» **Problem to work on**:
Locate each line below that includes "shall" and reproduce it.

» **Supplied material**:
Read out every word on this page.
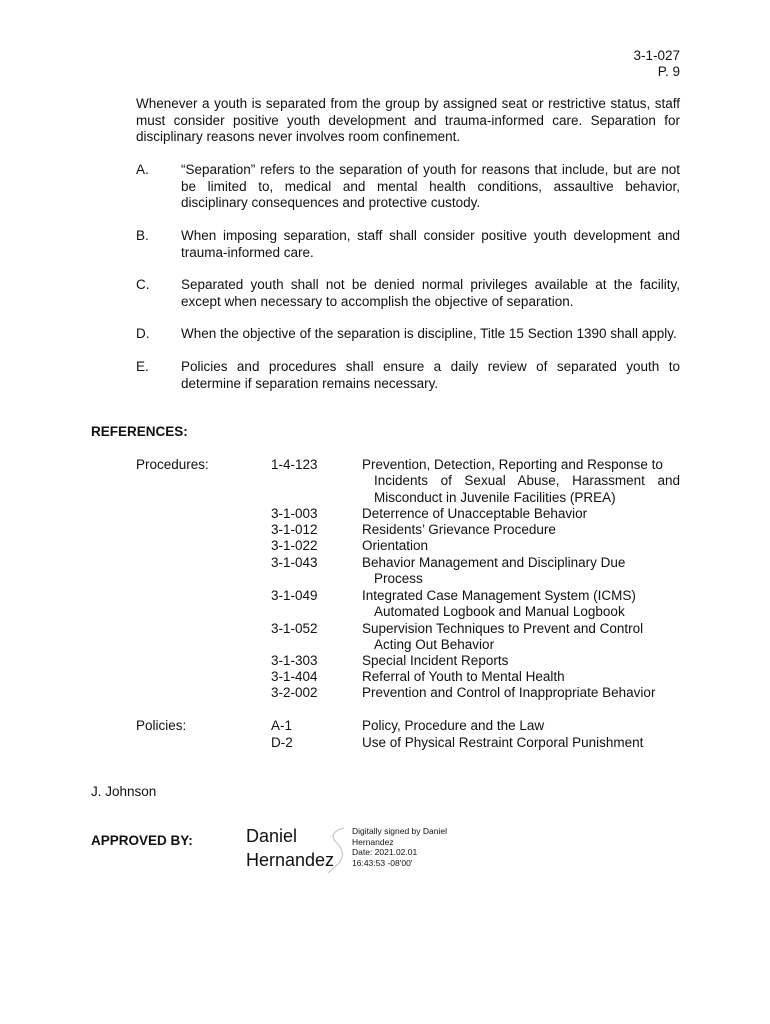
3-1-027
P. 9
Whenever a youth is separated from the group by assigned seat or restrictive status, staff must consider positive youth development and trauma-informed care. Separation for disciplinary reasons never involves room confinement.
A. “Separation” refers to the separation of youth for reasons that include, but are not be limited to, medical and mental health conditions, assaultive behavior, disciplinary consequences and protective custody.
B. When imposing separation, staff shall consider positive youth development and trauma-informed care.
C. Separated youth shall not be denied normal privileges available at the facility, except when necessary to accomplish the objective of separation.
D. When the objective of the separation is discipline, Title 15 Section 1390 shall apply.
E. Policies and procedures shall ensure a daily review of separated youth to determine if separation remains necessary.
REFERENCES:
Procedures:	1-4-123	Prevention, Detection, Reporting and Response to
Incidents of Sexual Abuse, Harassment and Misconduct in Juvenile Facilities (PREA)
3-1-003	Deterrence of Unacceptable Behavior
3-1-012	Residents’ Grievance Procedure
3-1-022	Orientation
3-1-043	Behavior Management and Disciplinary Due
Process
3-1-049	Integrated Case Management System (ICMS)
Automated Logbook and Manual Logbook
3-1-052	Supervision Techniques to Prevent and Control
Acting Out Behavior
3-1-303	Special Incident Reports
3-1-404	Referral of Youth to Mental Health
3-2-002	Prevention and Control of Inappropriate Behavior
Policies:	A-1	Policy, Procedure and the Law
D-2	Use of Physical Restraint Corporal Punishment
J. Johnson
APPROVED BY:	Daniel
Hernandez
Digitally signed by Daniel
Hernandez
Date: 2021.02.01
16:43:53 -08'00'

» **In response**:
B. When imposing separation, staff shall consider positive youth development and trauma-informed care.
C. Separated youth shall not be denied normal privileges available at the facility, except when necessary to accomplish the objective of separation.
D. When the objective of the separation is discipline, Title 15 Section 1390 shall apply.
E. Policies and procedures shall ensure a daily review of separated youth to determine if separation remains necessary.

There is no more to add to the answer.